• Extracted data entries
>> start
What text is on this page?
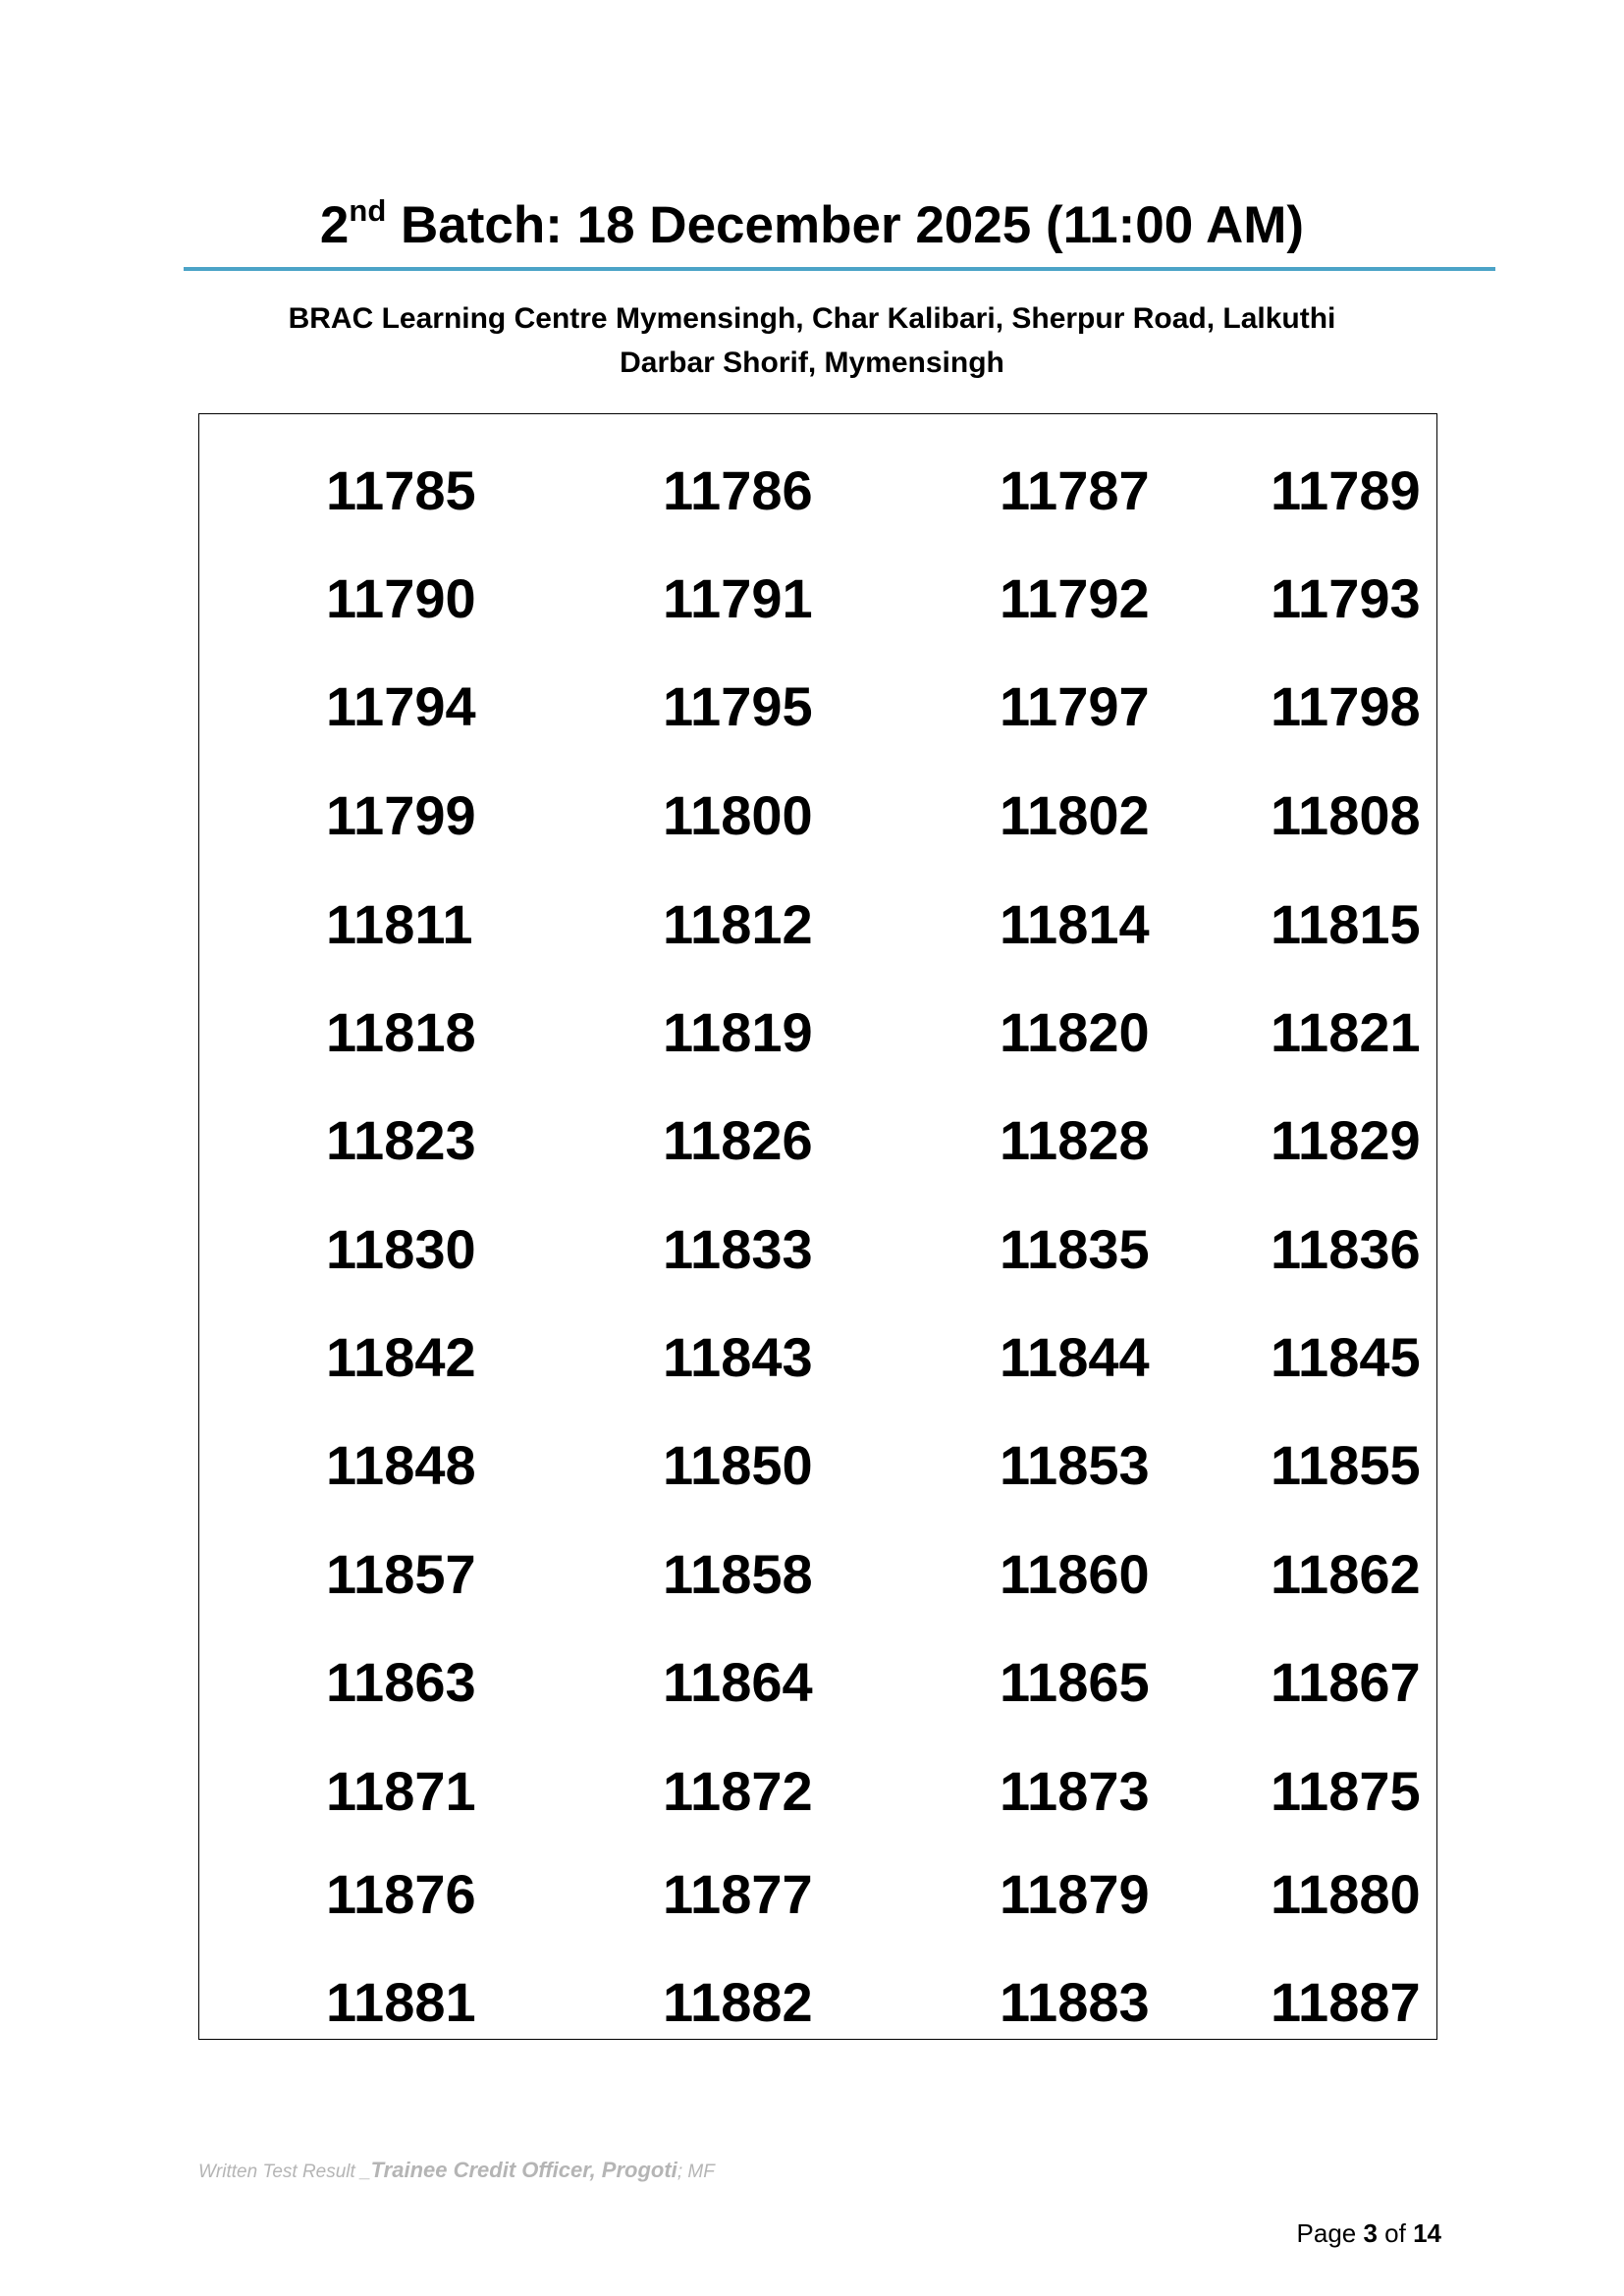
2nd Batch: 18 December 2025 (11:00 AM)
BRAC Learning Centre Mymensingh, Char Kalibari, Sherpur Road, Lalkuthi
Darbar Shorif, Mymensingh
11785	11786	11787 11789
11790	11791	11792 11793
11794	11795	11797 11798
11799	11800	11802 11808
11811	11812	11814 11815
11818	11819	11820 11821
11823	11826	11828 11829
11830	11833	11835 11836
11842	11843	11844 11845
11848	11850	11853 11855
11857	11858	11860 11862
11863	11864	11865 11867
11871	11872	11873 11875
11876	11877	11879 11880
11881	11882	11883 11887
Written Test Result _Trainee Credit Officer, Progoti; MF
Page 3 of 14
>> end
• WHAT IS EXPECTED
Make an exact copy of the whole listing, but don't bring over any pictures.

• FINAL ANSWER
What text is on this page?
2nd Batch: 18 December 2025 (11:00 AM)
BRAC Learning Centre Mymensingh, Char Kalibari, Sherpur Road, Lalkuthi
Darbar Shorif, Mymensingh
11785	11786	11787 11789
11790	11791	11792 11793
11794	11795	11797 11798
11799	11800	11802 11808
11811	11812	11814 11815
11818	11819	11820 11821
11823	11826	11828 11829
11830	11833	11835 11836
11842	11843	11844 11845
11848	11850	11853 11855
11857	11858	11860 11862
11863	11864	11865 11867
11871	11872	11873 11875
11876	11877	11879 11880
11881	11882	11883 11887
Written Test Result _Trainee Credit Officer, Progoti; MF
Page 3 of 14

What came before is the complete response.